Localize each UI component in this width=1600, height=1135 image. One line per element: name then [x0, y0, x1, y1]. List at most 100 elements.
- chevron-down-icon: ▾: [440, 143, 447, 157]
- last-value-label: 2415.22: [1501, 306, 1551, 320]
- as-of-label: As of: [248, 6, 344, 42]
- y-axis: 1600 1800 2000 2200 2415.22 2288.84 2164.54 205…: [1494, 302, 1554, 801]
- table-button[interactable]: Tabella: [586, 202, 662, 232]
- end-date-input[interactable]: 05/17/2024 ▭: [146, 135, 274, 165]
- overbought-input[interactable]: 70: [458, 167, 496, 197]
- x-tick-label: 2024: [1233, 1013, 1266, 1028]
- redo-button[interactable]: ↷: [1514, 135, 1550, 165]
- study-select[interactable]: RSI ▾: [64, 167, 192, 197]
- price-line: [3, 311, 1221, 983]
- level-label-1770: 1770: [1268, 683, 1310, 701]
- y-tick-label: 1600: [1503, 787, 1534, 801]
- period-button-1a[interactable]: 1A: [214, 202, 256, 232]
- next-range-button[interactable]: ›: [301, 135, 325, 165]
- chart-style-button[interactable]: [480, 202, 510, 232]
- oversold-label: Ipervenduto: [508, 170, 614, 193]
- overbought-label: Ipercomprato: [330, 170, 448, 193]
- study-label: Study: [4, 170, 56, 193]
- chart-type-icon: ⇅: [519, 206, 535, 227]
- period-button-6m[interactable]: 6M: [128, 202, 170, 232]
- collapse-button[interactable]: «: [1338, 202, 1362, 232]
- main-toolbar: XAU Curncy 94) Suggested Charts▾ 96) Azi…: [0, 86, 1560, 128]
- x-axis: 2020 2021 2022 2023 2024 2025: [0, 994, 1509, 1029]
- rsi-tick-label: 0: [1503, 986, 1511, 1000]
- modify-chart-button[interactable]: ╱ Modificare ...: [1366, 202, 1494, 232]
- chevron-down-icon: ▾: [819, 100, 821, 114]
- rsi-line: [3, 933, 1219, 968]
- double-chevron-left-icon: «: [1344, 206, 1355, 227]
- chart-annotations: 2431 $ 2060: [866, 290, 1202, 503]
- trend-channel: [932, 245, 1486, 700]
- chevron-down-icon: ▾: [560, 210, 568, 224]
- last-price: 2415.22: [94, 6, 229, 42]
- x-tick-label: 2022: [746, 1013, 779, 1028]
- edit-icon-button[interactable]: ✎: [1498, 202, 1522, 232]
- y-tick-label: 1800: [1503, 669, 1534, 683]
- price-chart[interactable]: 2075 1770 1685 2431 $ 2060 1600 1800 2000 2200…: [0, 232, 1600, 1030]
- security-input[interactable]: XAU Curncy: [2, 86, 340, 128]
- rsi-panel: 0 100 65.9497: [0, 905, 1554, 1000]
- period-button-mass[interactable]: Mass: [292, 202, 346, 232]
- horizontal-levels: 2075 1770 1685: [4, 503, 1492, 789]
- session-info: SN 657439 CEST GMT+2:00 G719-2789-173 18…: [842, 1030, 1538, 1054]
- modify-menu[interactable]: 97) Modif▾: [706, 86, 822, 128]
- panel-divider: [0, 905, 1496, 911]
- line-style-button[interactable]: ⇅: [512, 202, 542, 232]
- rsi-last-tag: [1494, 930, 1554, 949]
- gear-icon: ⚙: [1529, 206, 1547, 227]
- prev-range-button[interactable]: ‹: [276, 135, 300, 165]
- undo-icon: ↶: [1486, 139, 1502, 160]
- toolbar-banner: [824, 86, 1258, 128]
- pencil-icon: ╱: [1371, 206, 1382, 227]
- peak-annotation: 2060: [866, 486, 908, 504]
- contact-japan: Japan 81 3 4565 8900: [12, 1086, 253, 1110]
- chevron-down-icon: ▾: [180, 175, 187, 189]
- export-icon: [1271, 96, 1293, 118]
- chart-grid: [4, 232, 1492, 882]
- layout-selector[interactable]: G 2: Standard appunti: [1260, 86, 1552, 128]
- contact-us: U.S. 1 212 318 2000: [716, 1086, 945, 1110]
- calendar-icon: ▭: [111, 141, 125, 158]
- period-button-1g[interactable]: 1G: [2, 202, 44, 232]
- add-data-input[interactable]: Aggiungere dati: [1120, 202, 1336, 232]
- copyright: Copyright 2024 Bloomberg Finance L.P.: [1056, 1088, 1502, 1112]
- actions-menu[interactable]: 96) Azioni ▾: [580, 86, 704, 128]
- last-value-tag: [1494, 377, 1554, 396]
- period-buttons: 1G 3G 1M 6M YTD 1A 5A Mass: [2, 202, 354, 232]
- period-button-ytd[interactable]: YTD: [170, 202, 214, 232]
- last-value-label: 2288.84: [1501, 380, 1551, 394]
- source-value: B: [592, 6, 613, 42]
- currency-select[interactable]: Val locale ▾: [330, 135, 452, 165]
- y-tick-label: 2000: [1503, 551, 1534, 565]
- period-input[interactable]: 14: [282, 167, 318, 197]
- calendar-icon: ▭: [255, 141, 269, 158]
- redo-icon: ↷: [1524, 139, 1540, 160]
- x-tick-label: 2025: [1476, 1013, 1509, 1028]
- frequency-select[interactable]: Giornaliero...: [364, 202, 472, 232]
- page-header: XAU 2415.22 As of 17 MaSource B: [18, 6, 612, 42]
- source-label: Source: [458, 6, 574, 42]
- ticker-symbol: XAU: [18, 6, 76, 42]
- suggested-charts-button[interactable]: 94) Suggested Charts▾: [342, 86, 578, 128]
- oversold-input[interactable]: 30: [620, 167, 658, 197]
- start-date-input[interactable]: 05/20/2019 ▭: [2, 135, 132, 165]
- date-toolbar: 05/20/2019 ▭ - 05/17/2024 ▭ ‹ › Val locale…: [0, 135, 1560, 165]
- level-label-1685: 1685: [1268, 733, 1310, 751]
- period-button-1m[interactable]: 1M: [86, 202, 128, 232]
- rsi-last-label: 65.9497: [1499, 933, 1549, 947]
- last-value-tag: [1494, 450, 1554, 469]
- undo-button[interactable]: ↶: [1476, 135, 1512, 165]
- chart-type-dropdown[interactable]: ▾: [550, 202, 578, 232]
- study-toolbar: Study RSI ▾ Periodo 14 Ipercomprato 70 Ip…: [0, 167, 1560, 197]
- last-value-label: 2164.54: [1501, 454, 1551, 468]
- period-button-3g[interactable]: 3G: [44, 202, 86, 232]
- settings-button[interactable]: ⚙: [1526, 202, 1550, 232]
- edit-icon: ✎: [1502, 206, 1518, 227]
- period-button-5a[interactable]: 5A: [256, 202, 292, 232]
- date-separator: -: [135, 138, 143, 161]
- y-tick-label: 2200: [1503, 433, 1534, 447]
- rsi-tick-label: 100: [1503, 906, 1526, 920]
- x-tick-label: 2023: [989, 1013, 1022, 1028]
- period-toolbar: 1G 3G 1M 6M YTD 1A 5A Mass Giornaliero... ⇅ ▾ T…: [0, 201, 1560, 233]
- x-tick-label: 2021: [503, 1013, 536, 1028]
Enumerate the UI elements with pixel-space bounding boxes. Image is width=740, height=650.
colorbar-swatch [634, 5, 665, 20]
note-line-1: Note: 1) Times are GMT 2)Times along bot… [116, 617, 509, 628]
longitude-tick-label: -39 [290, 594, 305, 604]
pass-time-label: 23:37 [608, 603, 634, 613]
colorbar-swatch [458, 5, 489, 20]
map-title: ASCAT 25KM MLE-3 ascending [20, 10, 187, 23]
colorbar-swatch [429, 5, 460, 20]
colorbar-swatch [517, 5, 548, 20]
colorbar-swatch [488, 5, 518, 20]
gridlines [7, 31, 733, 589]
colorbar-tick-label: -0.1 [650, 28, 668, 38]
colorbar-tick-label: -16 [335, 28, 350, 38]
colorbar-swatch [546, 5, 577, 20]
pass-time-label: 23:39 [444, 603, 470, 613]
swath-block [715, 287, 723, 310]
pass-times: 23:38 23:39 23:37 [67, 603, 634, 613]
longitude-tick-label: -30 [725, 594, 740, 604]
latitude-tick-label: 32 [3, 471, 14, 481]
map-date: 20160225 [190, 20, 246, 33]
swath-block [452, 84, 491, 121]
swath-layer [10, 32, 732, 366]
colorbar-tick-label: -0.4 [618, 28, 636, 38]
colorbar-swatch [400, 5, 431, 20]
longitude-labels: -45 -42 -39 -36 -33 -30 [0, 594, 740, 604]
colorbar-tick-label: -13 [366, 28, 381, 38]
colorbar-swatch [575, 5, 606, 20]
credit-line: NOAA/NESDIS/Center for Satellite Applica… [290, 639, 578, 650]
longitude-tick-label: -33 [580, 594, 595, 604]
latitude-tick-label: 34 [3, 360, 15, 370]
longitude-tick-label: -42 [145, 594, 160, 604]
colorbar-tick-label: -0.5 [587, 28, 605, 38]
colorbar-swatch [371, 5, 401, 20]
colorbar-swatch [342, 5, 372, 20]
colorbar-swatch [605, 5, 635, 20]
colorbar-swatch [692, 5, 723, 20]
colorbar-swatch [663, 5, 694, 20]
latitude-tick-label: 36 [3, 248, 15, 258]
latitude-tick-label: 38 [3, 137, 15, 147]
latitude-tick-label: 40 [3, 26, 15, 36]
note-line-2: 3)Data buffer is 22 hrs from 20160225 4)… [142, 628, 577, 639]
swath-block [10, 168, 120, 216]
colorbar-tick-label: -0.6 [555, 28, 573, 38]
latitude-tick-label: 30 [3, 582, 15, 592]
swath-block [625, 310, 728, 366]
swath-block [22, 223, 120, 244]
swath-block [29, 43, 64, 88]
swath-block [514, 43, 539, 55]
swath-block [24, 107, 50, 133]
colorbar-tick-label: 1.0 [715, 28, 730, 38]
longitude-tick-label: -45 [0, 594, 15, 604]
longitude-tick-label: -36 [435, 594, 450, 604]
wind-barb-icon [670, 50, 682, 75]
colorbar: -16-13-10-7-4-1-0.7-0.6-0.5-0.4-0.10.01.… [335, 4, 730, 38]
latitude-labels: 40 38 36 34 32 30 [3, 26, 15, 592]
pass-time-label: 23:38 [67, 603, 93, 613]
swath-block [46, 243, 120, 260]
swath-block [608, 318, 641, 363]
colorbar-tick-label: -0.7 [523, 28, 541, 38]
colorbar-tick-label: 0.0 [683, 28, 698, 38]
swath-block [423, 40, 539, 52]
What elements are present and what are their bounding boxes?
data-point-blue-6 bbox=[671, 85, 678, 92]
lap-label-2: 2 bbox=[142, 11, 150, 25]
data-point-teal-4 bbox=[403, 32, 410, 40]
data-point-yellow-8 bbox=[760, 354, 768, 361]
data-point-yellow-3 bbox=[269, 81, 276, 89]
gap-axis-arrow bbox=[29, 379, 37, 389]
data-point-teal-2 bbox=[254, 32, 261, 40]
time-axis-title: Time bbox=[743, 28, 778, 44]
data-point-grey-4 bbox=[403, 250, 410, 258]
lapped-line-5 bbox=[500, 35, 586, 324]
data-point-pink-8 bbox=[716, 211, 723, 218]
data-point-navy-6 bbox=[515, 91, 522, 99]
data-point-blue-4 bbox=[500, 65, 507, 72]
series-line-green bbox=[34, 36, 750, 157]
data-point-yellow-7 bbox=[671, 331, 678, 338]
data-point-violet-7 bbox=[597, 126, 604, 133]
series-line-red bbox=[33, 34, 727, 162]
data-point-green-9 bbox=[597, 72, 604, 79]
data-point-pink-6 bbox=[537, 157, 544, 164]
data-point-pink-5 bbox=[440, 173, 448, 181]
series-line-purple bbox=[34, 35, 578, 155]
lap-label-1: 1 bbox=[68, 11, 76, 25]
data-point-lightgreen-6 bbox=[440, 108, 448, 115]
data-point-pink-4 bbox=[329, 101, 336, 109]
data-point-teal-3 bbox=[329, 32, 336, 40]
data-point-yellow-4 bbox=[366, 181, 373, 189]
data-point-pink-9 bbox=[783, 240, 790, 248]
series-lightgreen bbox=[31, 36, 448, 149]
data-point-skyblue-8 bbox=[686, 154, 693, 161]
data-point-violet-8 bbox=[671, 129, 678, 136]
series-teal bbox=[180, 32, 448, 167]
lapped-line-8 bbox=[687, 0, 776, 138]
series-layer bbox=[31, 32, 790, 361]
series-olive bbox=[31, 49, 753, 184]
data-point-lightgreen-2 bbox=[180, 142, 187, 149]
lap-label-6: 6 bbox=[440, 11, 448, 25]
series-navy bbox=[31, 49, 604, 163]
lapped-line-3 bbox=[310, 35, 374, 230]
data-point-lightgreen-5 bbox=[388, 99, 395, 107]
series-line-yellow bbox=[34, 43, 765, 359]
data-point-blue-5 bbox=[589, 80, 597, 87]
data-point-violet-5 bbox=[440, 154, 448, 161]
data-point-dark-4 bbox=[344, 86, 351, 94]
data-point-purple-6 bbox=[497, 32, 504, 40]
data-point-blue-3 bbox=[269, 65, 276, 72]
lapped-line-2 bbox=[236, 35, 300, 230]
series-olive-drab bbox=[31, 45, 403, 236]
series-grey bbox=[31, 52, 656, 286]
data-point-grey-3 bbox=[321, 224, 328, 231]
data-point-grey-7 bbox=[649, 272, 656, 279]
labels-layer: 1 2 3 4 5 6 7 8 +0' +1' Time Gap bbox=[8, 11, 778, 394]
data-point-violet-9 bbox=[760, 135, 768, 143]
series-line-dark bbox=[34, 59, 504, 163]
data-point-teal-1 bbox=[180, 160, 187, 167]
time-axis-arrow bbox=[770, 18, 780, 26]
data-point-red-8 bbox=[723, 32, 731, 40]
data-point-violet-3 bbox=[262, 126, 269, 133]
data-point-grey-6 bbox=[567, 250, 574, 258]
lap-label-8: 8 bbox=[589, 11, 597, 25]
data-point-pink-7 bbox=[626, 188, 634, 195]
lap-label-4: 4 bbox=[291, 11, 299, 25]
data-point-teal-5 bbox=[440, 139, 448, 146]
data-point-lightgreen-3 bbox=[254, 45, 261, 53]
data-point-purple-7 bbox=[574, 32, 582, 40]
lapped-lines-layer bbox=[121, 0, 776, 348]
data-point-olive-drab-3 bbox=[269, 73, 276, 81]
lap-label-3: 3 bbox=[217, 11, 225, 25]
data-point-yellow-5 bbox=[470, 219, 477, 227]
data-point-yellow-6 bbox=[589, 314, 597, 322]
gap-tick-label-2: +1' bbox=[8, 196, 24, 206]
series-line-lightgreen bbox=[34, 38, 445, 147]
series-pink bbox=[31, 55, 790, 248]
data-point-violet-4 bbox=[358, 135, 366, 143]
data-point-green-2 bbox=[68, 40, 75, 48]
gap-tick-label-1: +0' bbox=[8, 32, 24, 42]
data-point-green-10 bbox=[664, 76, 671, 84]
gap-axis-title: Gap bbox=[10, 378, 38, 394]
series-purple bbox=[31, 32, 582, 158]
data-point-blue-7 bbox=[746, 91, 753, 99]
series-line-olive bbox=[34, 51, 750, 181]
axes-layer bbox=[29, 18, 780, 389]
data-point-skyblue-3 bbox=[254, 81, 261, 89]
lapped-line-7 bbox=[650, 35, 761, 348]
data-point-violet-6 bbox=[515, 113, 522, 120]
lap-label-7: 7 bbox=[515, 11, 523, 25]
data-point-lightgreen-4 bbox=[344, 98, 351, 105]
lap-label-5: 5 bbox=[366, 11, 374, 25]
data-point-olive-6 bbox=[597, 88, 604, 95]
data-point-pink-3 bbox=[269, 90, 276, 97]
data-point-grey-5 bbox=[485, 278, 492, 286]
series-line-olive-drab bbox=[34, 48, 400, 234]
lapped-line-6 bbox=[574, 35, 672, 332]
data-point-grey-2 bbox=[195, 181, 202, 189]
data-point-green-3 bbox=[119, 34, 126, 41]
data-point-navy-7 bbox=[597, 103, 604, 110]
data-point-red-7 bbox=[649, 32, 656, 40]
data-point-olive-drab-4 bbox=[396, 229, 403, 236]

Written request :: Rewrite the stretch from the start of the records through the line containing "- trend-channel: [932, 245, 1486, 700]" as a numbered list, leaving out any blank lines.

Exercise output ::
1. Localize each UI component in this width=1600, height=1135 image. One line per element: name then [x0, y0, x1, y1]. List at most 100 elements.
2. - chevron-down-icon: ▾: [440, 143, 447, 157]
3. - last-value-label: 2415.22: [1501, 306, 1551, 320]
4. - as-of-label: As of: [248, 6, 344, 42]
5. - y-axis: 1600 1800 2000 2200 2415.22 2288.84 2164.54 205…: [1494, 302, 1554, 801]
6. - table-button[interactable]: Tabella: [586, 202, 662, 232]
7. - end-date-input[interactable]: 05/17/2024 ▭: [146, 135, 274, 165]
8. - overbought-input[interactable]: 70: [458, 167, 496, 197]
9. - x-tick-label: 2024: [1233, 1013, 1266, 1028]
10. - redo-button[interactable]: ↷: [1514, 135, 1550, 165]
11. - study-select[interactable]: RSI ▾: [64, 167, 192, 197]
12. - price-line: [3, 311, 1221, 983]
13. - level-label-1770: 1770: [1268, 683, 1310, 701]
14. - y-tick-label: 1600: [1503, 787, 1534, 801]
15. - period-button-1a[interactable]: 1A: [214, 202, 256, 232]
16. - next-range-button[interactable]: ›: [301, 135, 325, 165]
17. - chart-style-button[interactable]: [480, 202, 510, 232]
18. - oversold-label: Ipervenduto: [508, 170, 614, 193]
19. - overbought-label: Ipercomprato: [330, 170, 448, 193]
20. - study-label: Study: [4, 170, 56, 193]
21. - chart-type-icon: ⇅: [519, 206, 535, 227]
22. - period-button-6m[interactable]: 6M: [128, 202, 170, 232]
23. - collapse-button[interactable]: «: [1338, 202, 1362, 232]
24. - main-toolbar: XAU Curncy 94) Suggested Charts▾ 96) Azi…: [0, 86, 1560, 128]
25. - x-axis: 2020 2021 2022 2023 2024 2025: [0, 994, 1509, 1029]
26. - rsi-tick-label: 0: [1503, 986, 1511, 1000]
27. - modify-chart-button[interactable]: ╱ Modificare ...: [1366, 202, 1494, 232]
28. - chevron-down-icon: ▾: [819, 100, 821, 114]
29. - rsi-line: [3, 933, 1219, 968]
30. - double-chevron-left-icon: «: [1344, 206, 1355, 227]
31. - chart-annotations: 2431 $ 2060: [866, 290, 1202, 503]
32. - trend-channel: [932, 245, 1486, 700]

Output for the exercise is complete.